=== What you will do ===
Could you transcribe every record below exactly as written, leaving out any pictures?

=== Data in this exercise ===
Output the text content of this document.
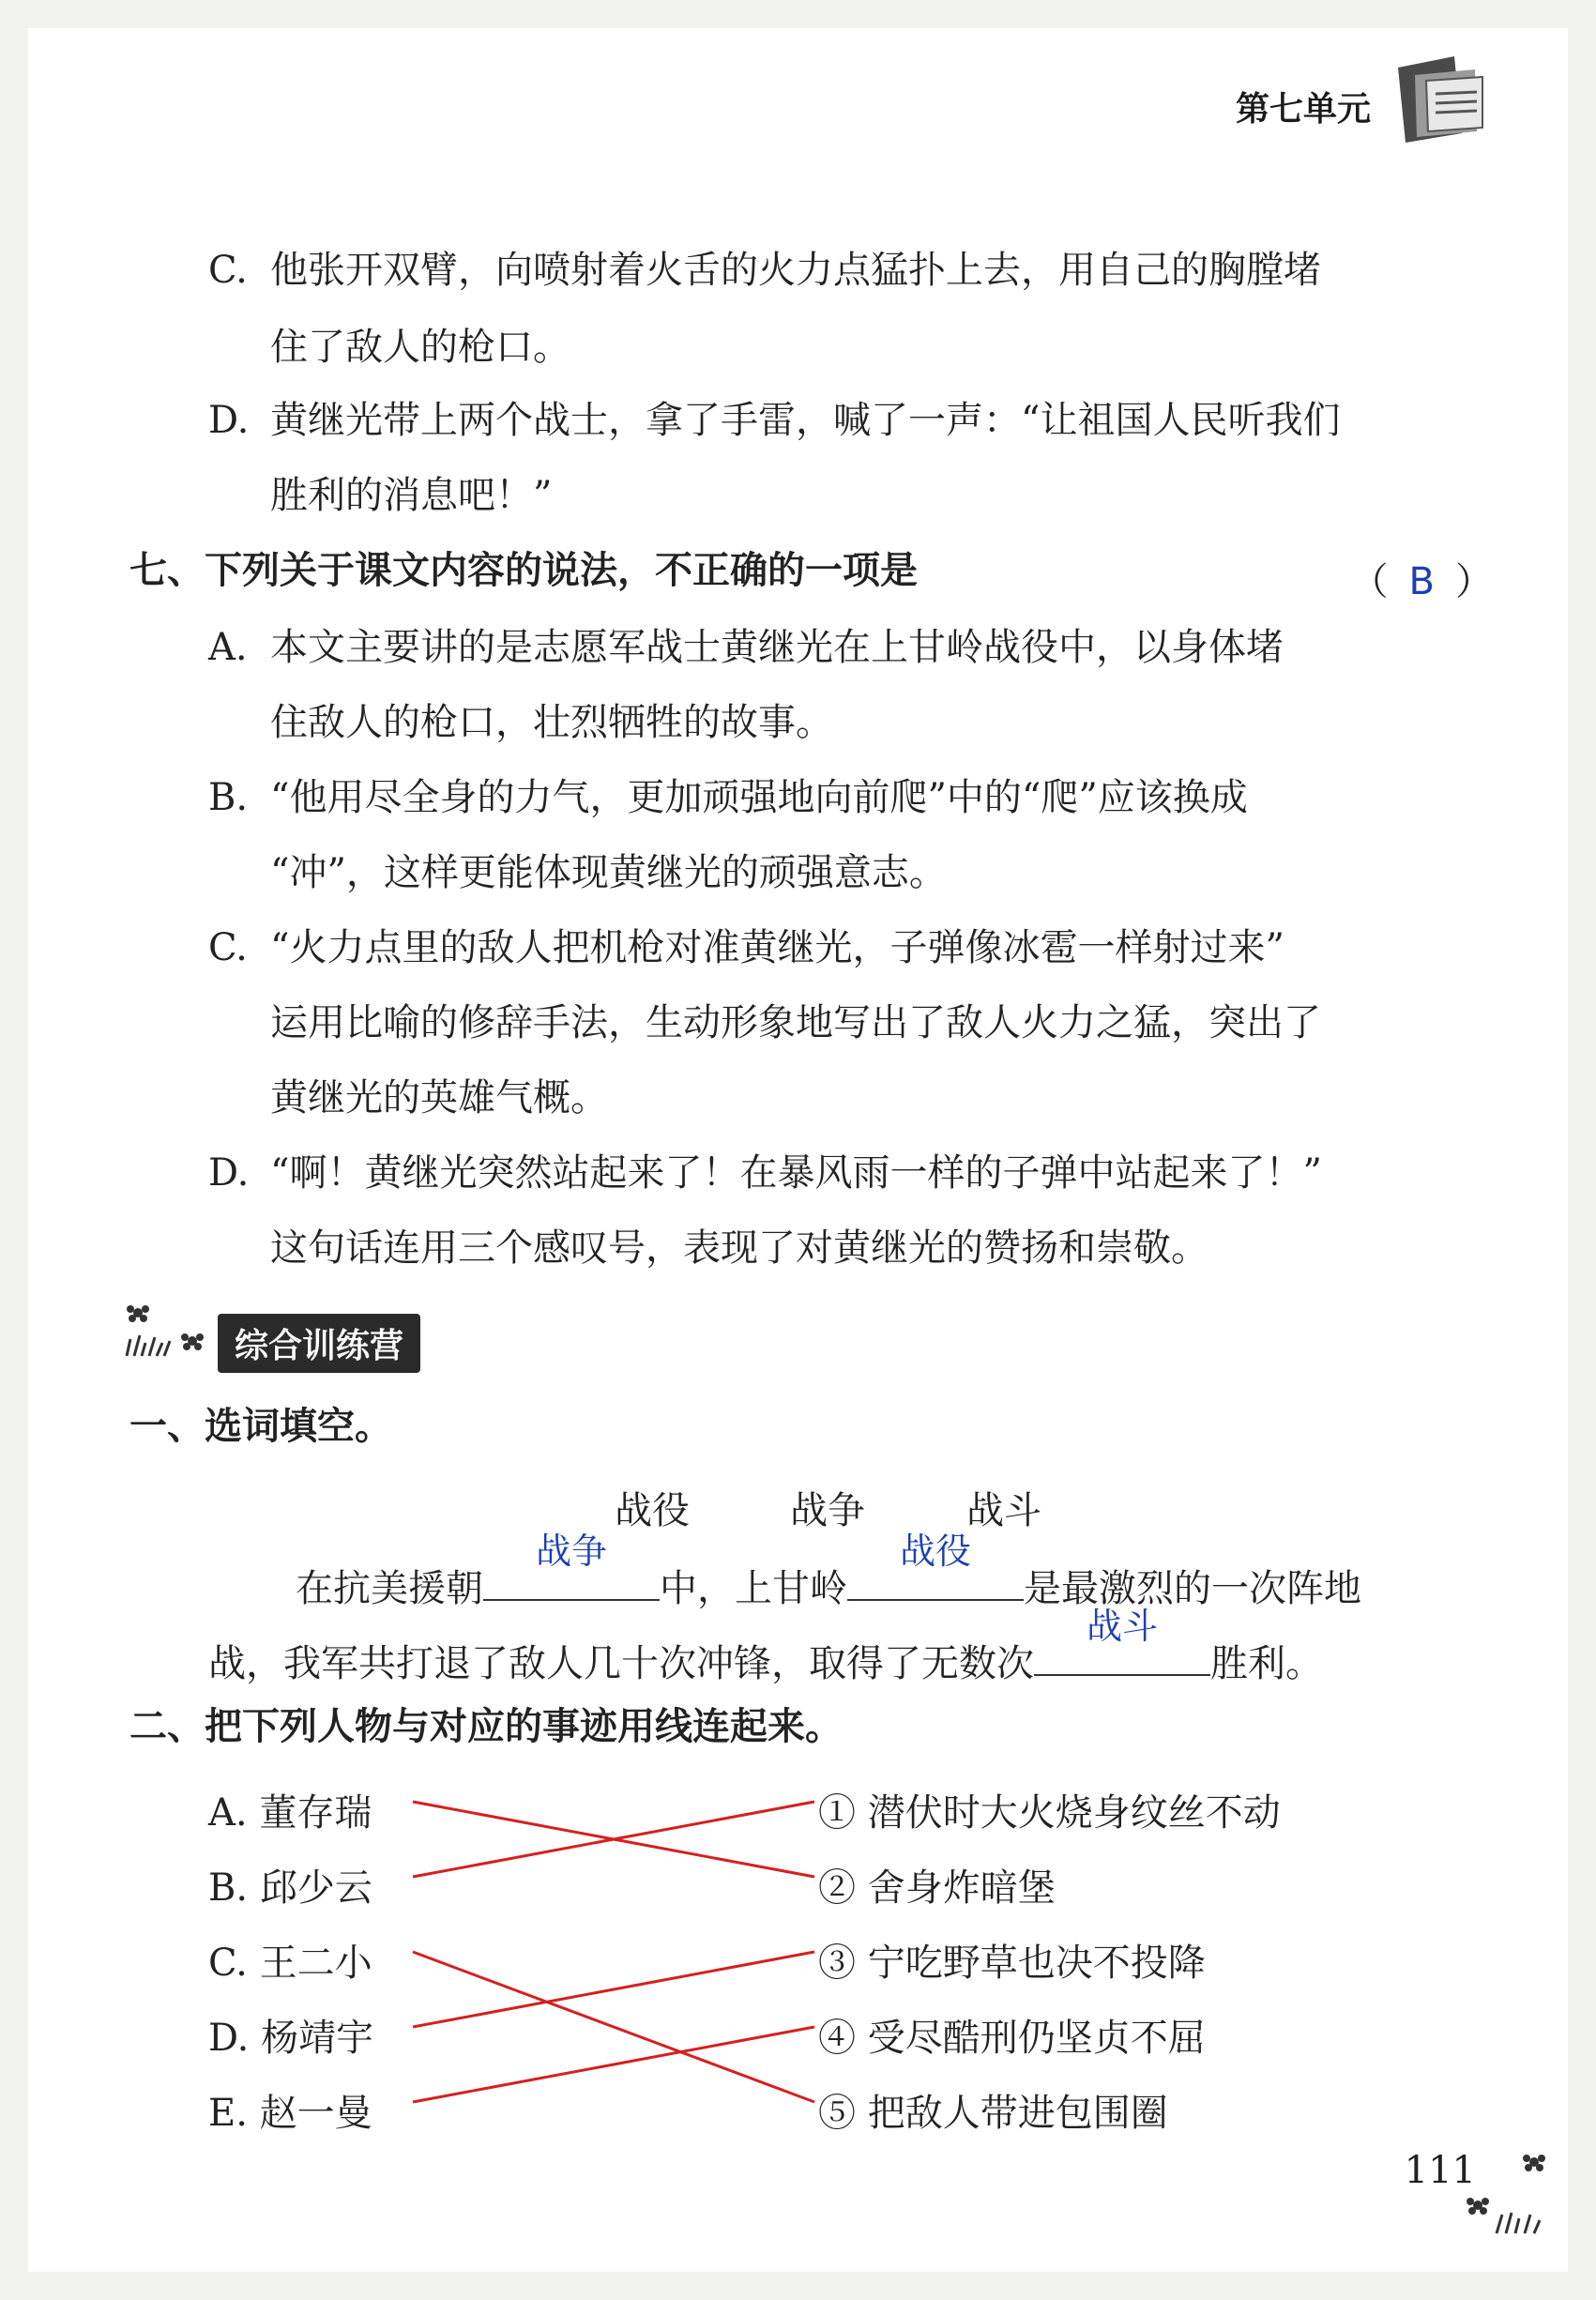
第七单元
C. 他张开双臂，向喷射着火舌的火力点猛扑上去，用自己的胸膛堵
住了敌人的枪口。
D. 黄继光带上两个战士，拿了手雷，喊了一声：“让祖国人民听我们
胜利的消息吧！”
七、下列关于课文内容的说法，不正确的一项是	（ B ）
A. 本文主要讲的是志愿军战士黄继光在上甘岭战役中，以身体堵
住敌人的枪口，壮烈牺牲的故事。
B. “他用尽全身的力气，更加顽强地向前爬”中的“爬”应该换成
“冲”，这样更能体现黄继光的顽强意志。
C. “火力点里的敌人把机枪对准黄继光，子弹像冰雹一样射过来”
运用比喻的修辞手法，生动形象地写出了敌人火力之猛，突出了
黄继光的英雄气概。
D. “啊！黄继光突然站起来了！在暴风雨一样的子弹中站起来了！”
这句话连用三个感叹号，表现了对黄继光的赞扬和崇敬。
综合训练营
一、选词填空。
战役	战争	战斗
在抗美援朝
战争
中，上甘岭
战役
是最激烈的一次阵地
战，我军共打退了敌人几十次冲锋，取得了无数次
战斗
胜利。
二、把下列人物与对应的事迹用线连起来。
A. 董存瑞
B. 邱少云
C. 王二小
D. 杨靖宇
E. 赵一曼
① 潜伏时大火烧身纹丝不动
② 舍身炸暗堡
③ 宁吃野草也决不投降
④ 受尽酷刑仍坚贞不屈
⑤ 把敌人带进包围圈
111
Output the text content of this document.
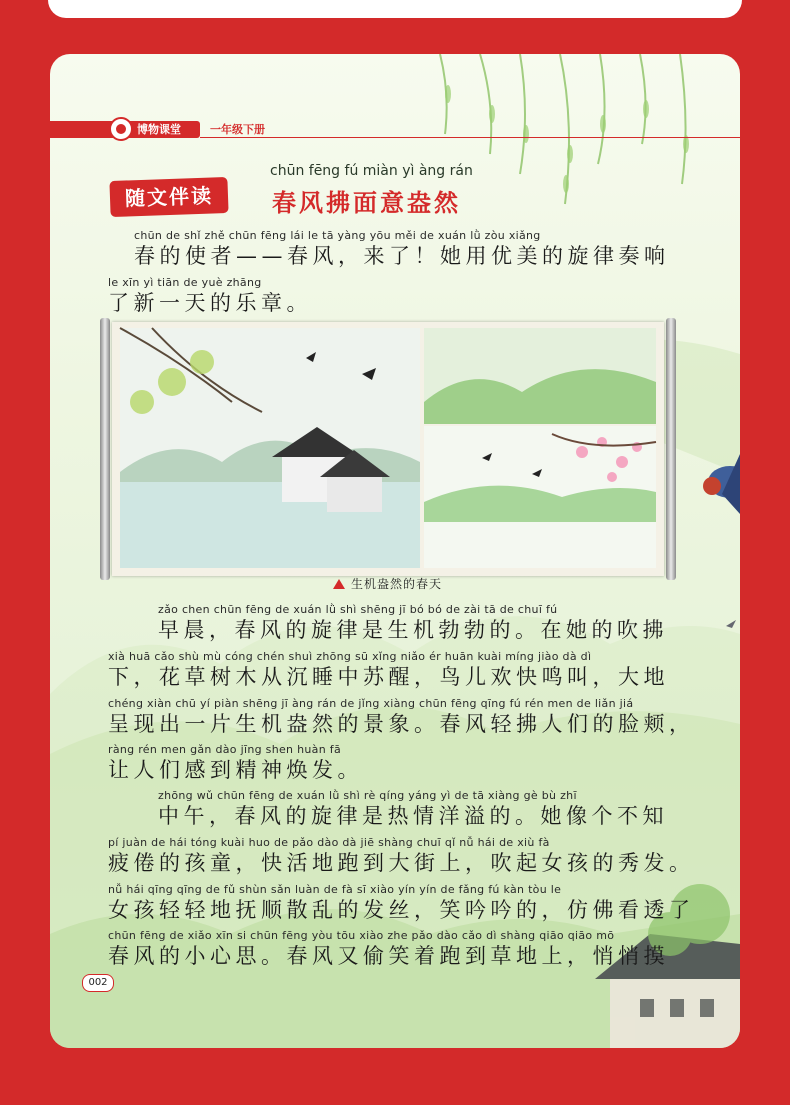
博物课堂	一年级下册
随文伴读
chūn fēng fú miàn yì àng rán
春风拂面意盎然
chūn de shǐ zhě chūn fēng lái le tā yàng yōu měi de xuán lǜ zòu xiǎng
春的使者——春风，来了！她用优美的旋律奏响
le xīn yì tiān de yuè zhāng
了新一天的乐章。
生机盎然的春天
zǎo chen chūn fēng de xuán lǜ shì shēng jī bó bó de zài tā de chuī fú
早晨，春风的旋律是生机勃勃的。在她的吹拂
xià huā cǎo shù mù cóng chén shuì zhōng sū xǐng niǎo ér huān kuài míng jiào dà dì
下，花草树木从沉睡中苏醒，鸟儿欢快鸣叫，大地
chéng xiàn chū yí piàn shēng jī àng rán de jǐng xiàng chūn fēng qīng fú rén men de liǎn jiá
呈现出一片生机盎然的景象。春风轻拂人们的脸颊，
ràng rén men gǎn dào jīng shen huàn fā
让人们感到精神焕发。
zhōng wǔ chūn fēng de xuán lǜ shì rè qíng yáng yì de tā xiàng gè bù zhī
中午，春风的旋律是热情洋溢的。她像个不知
pí juàn de hái tóng kuài huo de pǎo dào dà jiē shàng chuī qǐ nǚ hái de xiù fà
疲倦的孩童，快活地跑到大街上，吹起女孩的秀发。
nǚ hái qīng qīng de fǔ shùn sǎn luàn de fà sī xiào yín yín de fǎng fú kàn tòu le
女孩轻轻地抚顺散乱的发丝，笑吟吟的，仿佛看透了
chūn fēng de xiǎo xīn si chūn fēng yòu tōu xiào zhe pǎo dào cǎo dì shàng qiāo qiāo mō
春风的小心思。春风又偷笑着跑到草地上，悄悄摸
002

=== Reply to the task ===
Output the text content of this document.
第七单元
C. 他张开双臂，向喷射着火舌的火力点猛扑上去，用自己的胸膛堵
住了敌人的枪口。
D. 黄继光带上两个战士，拿了手雷，喊了一声：“让祖国人民听我们
胜利的消息吧！”
七、下列关于课文内容的说法，不正确的一项是	（ B ）
A. 本文主要讲的是志愿军战士黄继光在上甘岭战役中，以身体堵
住敌人的枪口，壮烈牺牲的故事。
B. “他用尽全身的力气，更加顽强地向前爬”中的“爬”应该换成
“冲”，这样更能体现黄继光的顽强意志。
C. “火力点里的敌人把机枪对准黄继光，子弹像冰雹一样射过来”
运用比喻的修辞手法，生动形象地写出了敌人火力之猛，突出了
黄继光的英雄气概。
D. “啊！黄继光突然站起来了！在暴风雨一样的子弹中站起来了！”
这句话连用三个感叹号，表现了对黄继光的赞扬和崇敬。
综合训练营
一、选词填空。
战役	战争	战斗
在抗美援朝
战争
中，上甘岭
战役
是最激烈的一次阵地
战，我军共打退了敌人几十次冲锋，取得了无数次
战斗
胜利。
二、把下列人物与对应的事迹用线连起来。
A. 董存瑞
B. 邱少云
C. 王二小
D. 杨靖宇
E. 赵一曼
① 潜伏时大火烧身纹丝不动
② 舍身炸暗堡
③ 宁吃野草也决不投降
④ 受尽酷刑仍坚贞不屈
⑤ 把敌人带进包围圈
111
Output the text content of this document.
博物课堂	一年级下册
随文伴读
chūn fēng fú miàn yì àng rán
春风拂面意盎然
chūn de shǐ zhě chūn fēng lái le tā yàng yōu měi de xuán lǜ zòu xiǎng
春的使者——春风，来了！她用优美的旋律奏响
le xīn yì tiān de yuè zhāng
了新一天的乐章。
生机盎然的春天
zǎo chen chūn fēng de xuán lǜ shì shēng jī bó bó de zài tā de chuī fú
早晨，春风的旋律是生机勃勃的。在她的吹拂
xià huā cǎo shù mù cóng chén shuì zhōng sū xǐng niǎo ér huān kuài míng jiào dà dì
下，花草树木从沉睡中苏醒，鸟儿欢快鸣叫，大地
chéng xiàn chū yí piàn shēng jī àng rán de jǐng xiàng chūn fēng qīng fú rén men de liǎn jiá
呈现出一片生机盎然的景象。春风轻拂人们的脸颊，
ràng rén men gǎn dào jīng shen huàn fā
让人们感到精神焕发。
zhōng wǔ chūn fēng de xuán lǜ shì rè qíng yáng yì de tā xiàng gè bù zhī
中午，春风的旋律是热情洋溢的。她像个不知
pí juàn de hái tóng kuài huo de pǎo dào dà jiē shàng chuī qǐ nǚ hái de xiù fà
疲倦的孩童，快活地跑到大街上，吹起女孩的秀发。
nǚ hái qīng qīng de fǔ shùn sǎn luàn de fà sī xiào yín yín de fǎng fú kàn tòu le
女孩轻轻地抚顺散乱的发丝，笑吟吟的，仿佛看透了
chūn fēng de xiǎo xīn si chūn fēng yòu tōu xiào zhe pǎo dào cǎo dì shàng qiāo qiāo mō
春风的小心思。春风又偷笑着跑到草地上，悄悄摸
002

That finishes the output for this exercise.